===== PROVIDED DATA

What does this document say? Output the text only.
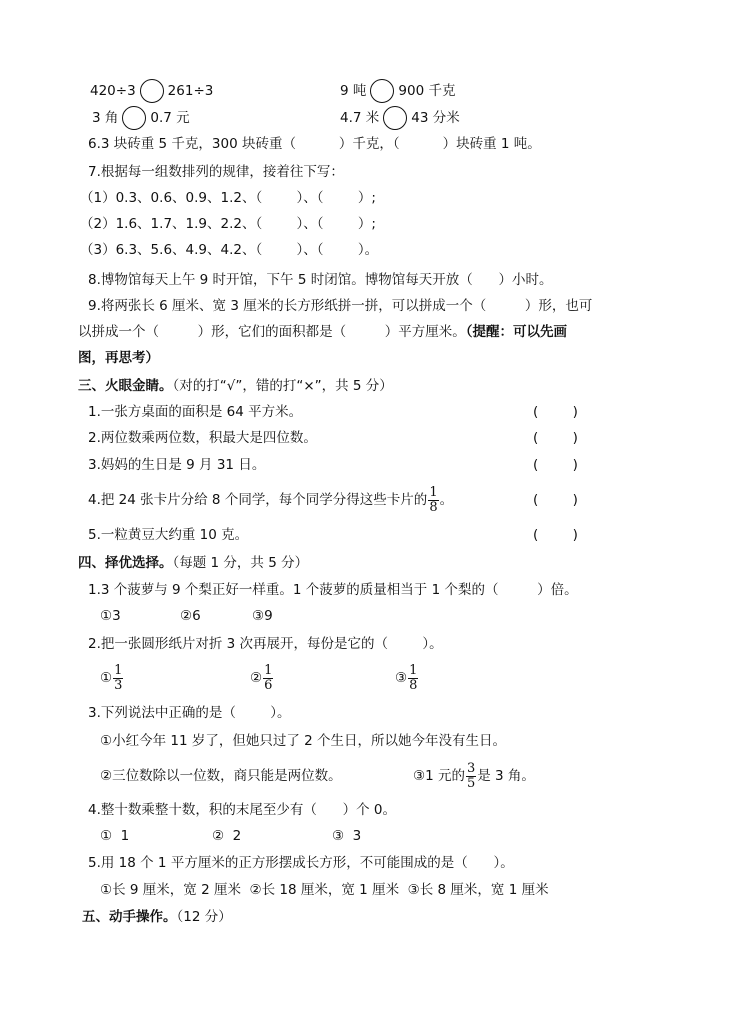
420÷3 261÷3	9 吨 900 千克
3 角 0.7 元	4.7 米 43 分米
6.3 块砖重 5 千克，300 块砖重（          ）千克，（          ）块砖重 1 吨。
7.根据每一组数排列的规律，接着往下写：
（1）0.3、0.6、0.9、1.2、（        ）、（        ）;
（2）1.6、1.7、1.9、2.2、（        ）、（        ）;
（3）6.3、5.6、4.9、4.2、（        ）、（        ）。
8.博物馆每天上午 9 时开馆，下午 5 时闭馆。博物馆每天开放（      ）小时。
9.将两张长 6 厘米、宽 3 厘米的长方形纸拼一拼，可以拼成一个（         ）形，也可
以拼成一个（         ）形，它们的面积都是（         ）平方厘米。（提醒：可以先画
图，再思考）
三、火眼金睛。（对的打“√”，错的打“×”，共 5 分）
1.一张方桌面的面积是 64 平方米。	(        )
2.两位数乘两位数，积最大是四位数。	(        )
3.妈妈的生日是 9 月 31 日。	(        )
4.把 24 张卡片分给 8 个同学，每个同学分得这些卡片的 $\frac{1}{8}$ 。	(        )
5.一粒黄豆大约重 10 克。	(        )
四、择优选择。（每题 1 分，共 5 分）
1.3 个菠萝与 9 个梨正好一样重。1 个菠萝的质量相当于 1 个梨的（         ）倍。
①3	②6	③9
2.把一张圆形纸片对折 3 次再展开，每份是它的（        ）。
① $\frac{1}{3}$	② $\frac{1}{6}$	③ $\frac{1}{8}$
3.下列说法中正确的是（        ）。
①小红今年 11 岁了，但她只过了 2 个生日，所以她今年没有生日。
②三位数除以一位数，商只能是两位数。	③1 元的 $\frac{3}{5}$ 是 3 角。
4.整十数乘整十数，积的末尾至少有（      ）个 0。
①  1	②  2	③  3
5.用 18 个 1 平方厘米的正方形摆成长方形，不可能围成的是（      ）。
①长 9 厘米，宽 2 厘米  ②长 18 厘米，宽 1 厘米  ③长 8 厘米，宽 1 厘米
五、动手操作。（12 分）
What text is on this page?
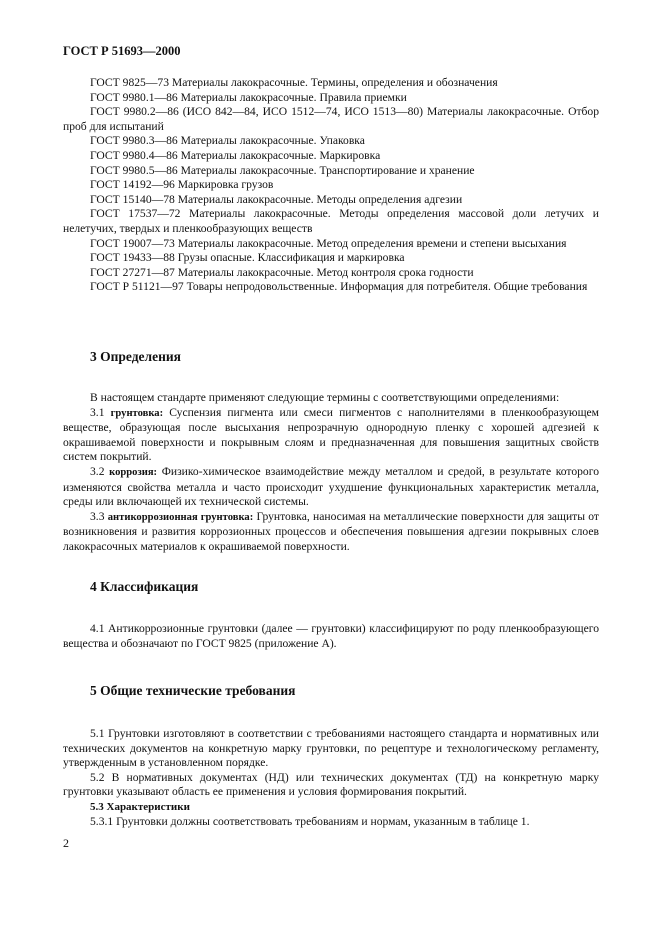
ГОСТ Р 51693—2000

ГОСТ 9825—73 Материалы лакокрасочные. Термины, определения и обозначения

ГОСТ 9980.1—86 Материалы лакокрасочные. Правила приемки

ГОСТ 9980.2—86 (ИСО 842—84, ИСО 1512—74, ИСО 1513—80) Материалы лакокрасочные. Отбор проб для испытаний

ГОСТ 9980.3—86 Материалы лакокрасочные. Упаковка

ГОСТ 9980.4—86 Материалы лакокрасочные. Маркировка

ГОСТ 9980.5—86 Материалы лакокрасочные. Транспортирование и хранение

ГОСТ 14192—96 Маркировка грузов

ГОСТ 15140—78 Материалы лакокрасочные. Методы определения адгезии

ГОСТ 17537—72 Материалы лакокрасочные. Методы определения массовой доли летучих и нелетучих, твердых и пленкообразующих веществ

ГОСТ 19007—73 Материалы лакокрасочные. Метод определения времени и степени высыхания

ГОСТ 19433—88 Грузы опасные. Классификация и маркировка

ГОСТ 27271—87 Материалы лакокрасочные. Метод контроля срока годности

ГОСТ Р 51121—97 Товары непродовольственные. Информация для потребителя. Общие требования

3 Определения

В настоящем стандарте применяют следующие термины с соответствующими определениями:

3.1 грунтовка: Суспензия пигмента или смеси пигментов с наполнителями в пленкообразующем веществе, образующая после высыхания непрозрачную однородную пленку с хорошей адгезией к окрашиваемой поверхности и покрывным слоям и предназначенная для повышения защитных свойств систем покрытий.

3.2 коррозия: Физико-химическое взаимодействие между металлом и средой, в результате которого изменяются свойства металла и часто происходит ухудшение функциональных характеристик металла, среды или включающей их технической системы.

3.3 антикоррозионная грунтовка: Грунтовка, наносимая на металлические поверхности для защиты от возникновения и развития коррозионных процессов и обеспечения повышения адгезии покрывных слоев лакокрасочных материалов к окрашиваемой поверхности.

4 Классификация

4.1 Антикоррозионные грунтовки (далее — грунтовки) классифицируют по роду пленкообразующего вещества и обозначают по ГОСТ 9825 (приложение А).

5 Общие технические требования

5.1 Грунтовки изготовляют в соответствии с требованиями настоящего стандарта и нормативных или технических документов на конкретную марку грунтовки, по рецептуре и технологическому регламенту, утвержденным в установленном порядке.

5.2 В нормативных документах (НД) или технических документах (ТД) на конкретную марку грунтовки указывают область ее применения и условия формирования покрытий.

5.3 Характеристики

5.3.1 Грунтовки должны соответствовать требованиям и нормам, указанным в таблице 1.

2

==========

▸ WRITTEN INSTRUCTION
Return the entries unchanged, save for the pictures, which do not belong in the copy.

▸ FINISHED EXERCISE
What does this document say? Output the text only.
420÷3 261÷3	9 吨 900 千克
3 角 0.7 元	4.7 米 43 分米
6.3 块砖重 5 千克，300 块砖重（          ）千克，（          ）块砖重 1 吨。
7.根据每一组数排列的规律，接着往下写：
（1）0.3、0.6、0.9、1.2、（        ）、（        ）;
（2）1.6、1.7、1.9、2.2、（        ）、（        ）;
（3）6.3、5.6、4.9、4.2、（        ）、（        ）。
8.博物馆每天上午 9 时开馆，下午 5 时闭馆。博物馆每天开放（      ）小时。
9.将两张长 6 厘米、宽 3 厘米的长方形纸拼一拼，可以拼成一个（         ）形，也可
以拼成一个（         ）形，它们的面积都是（         ）平方厘米。（提醒：可以先画
图，再思考）
三、火眼金睛。（对的打“√”，错的打“×”，共 5 分）
1.一张方桌面的面积是 64 平方米。	(        )
2.两位数乘两位数，积最大是四位数。	(        )
3.妈妈的生日是 9 月 31 日。	(        )
4.把 24 张卡片分给 8 个同学，每个同学分得这些卡片的 $\frac{1}{8}$ 。	(        )
5.一粒黄豆大约重 10 克。	(        )
四、择优选择。（每题 1 分，共 5 分）
1.3 个菠萝与 9 个梨正好一样重。1 个菠萝的质量相当于 1 个梨的（         ）倍。
①3	②6	③9
2.把一张圆形纸片对折 3 次再展开，每份是它的（        ）。
① $\frac{1}{3}$	② $\frac{1}{6}$	③ $\frac{1}{8}$
3.下列说法中正确的是（        ）。
①小红今年 11 岁了，但她只过了 2 个生日，所以她今年没有生日。
②三位数除以一位数，商只能是两位数。	③1 元的 $\frac{3}{5}$ 是 3 角。
4.整十数乘整十数，积的末尾至少有（      ）个 0。
①  1	②  2	③  3
5.用 18 个 1 平方厘米的正方形摆成长方形，不可能围成的是（      ）。
①长 9 厘米，宽 2 厘米  ②长 18 厘米，宽 1 厘米  ③长 8 厘米，宽 1 厘米
五、动手操作。（12 分）
What text is on this page?
ГОСТ Р 51693—2000

ГОСТ 9825—73 Материалы лакокрасочные. Термины, определения и обозначения

ГОСТ 9980.1—86 Материалы лакокрасочные. Правила приемки

ГОСТ 9980.2—86 (ИСО 842—84, ИСО 1512—74, ИСО 1513—80) Материалы лакокрасочные. Отбор проб для испытаний

ГОСТ 9980.3—86 Материалы лакокрасочные. Упаковка

ГОСТ 9980.4—86 Материалы лакокрасочные. Маркировка

ГОСТ 9980.5—86 Материалы лакокрасочные. Транспортирование и хранение

ГОСТ 14192—96 Маркировка грузов

ГОСТ 15140—78 Материалы лакокрасочные. Методы определения адгезии

ГОСТ 17537—72 Материалы лакокрасочные. Методы определения массовой доли летучих и нелетучих, твердых и пленкообразующих веществ

ГОСТ 19007—73 Материалы лакокрасочные. Метод определения времени и степени высыхания

ГОСТ 19433—88 Грузы опасные. Классификация и маркировка

ГОСТ 27271—87 Материалы лакокрасочные. Метод контроля срока годности

ГОСТ Р 51121—97 Товары непродовольственные. Информация для потребителя. Общие требования

3 Определения

В настоящем стандарте применяют следующие термины с соответствующими определениями:

3.1 грунтовка: Суспензия пигмента или смеси пигментов с наполнителями в пленкообразующем веществе, образующая после высыхания непрозрачную однородную пленку с хорошей адгезией к окрашиваемой поверхности и покрывным слоям и предназначенная для повышения защитных свойств систем покрытий.

3.2 коррозия: Физико-химическое взаимодействие между металлом и средой, в результате которого изменяются свойства металла и часто происходит ухудшение функциональных характеристик металла, среды или включающей их технической системы.

3.3 антикоррозионная грунтовка: Грунтовка, наносимая на металлические поверхности для защиты от возникновения и развития коррозионных процессов и обеспечения повышения адгезии покрывных слоев лакокрасочных материалов к окрашиваемой поверхности.

4 Классификация

4.1 Антикоррозионные грунтовки (далее — грунтовки) классифицируют по роду пленкообразующего вещества и обозначают по ГОСТ 9825 (приложение А).

5 Общие технические требования

5.1 Грунтовки изготовляют в соответствии с требованиями настоящего стандарта и нормативных или технических документов на конкретную марку грунтовки, по рецептуре и технологическому регламенту, утвержденным в установленном порядке.

5.2 В нормативных документах (НД) или технических документах (ТД) на конкретную марку грунтовки указывают область ее применения и условия формирования покрытий.

5.3 Характеристики

5.3.1 Грунтовки должны соответствовать требованиям и нормам, указанным в таблице 1.

2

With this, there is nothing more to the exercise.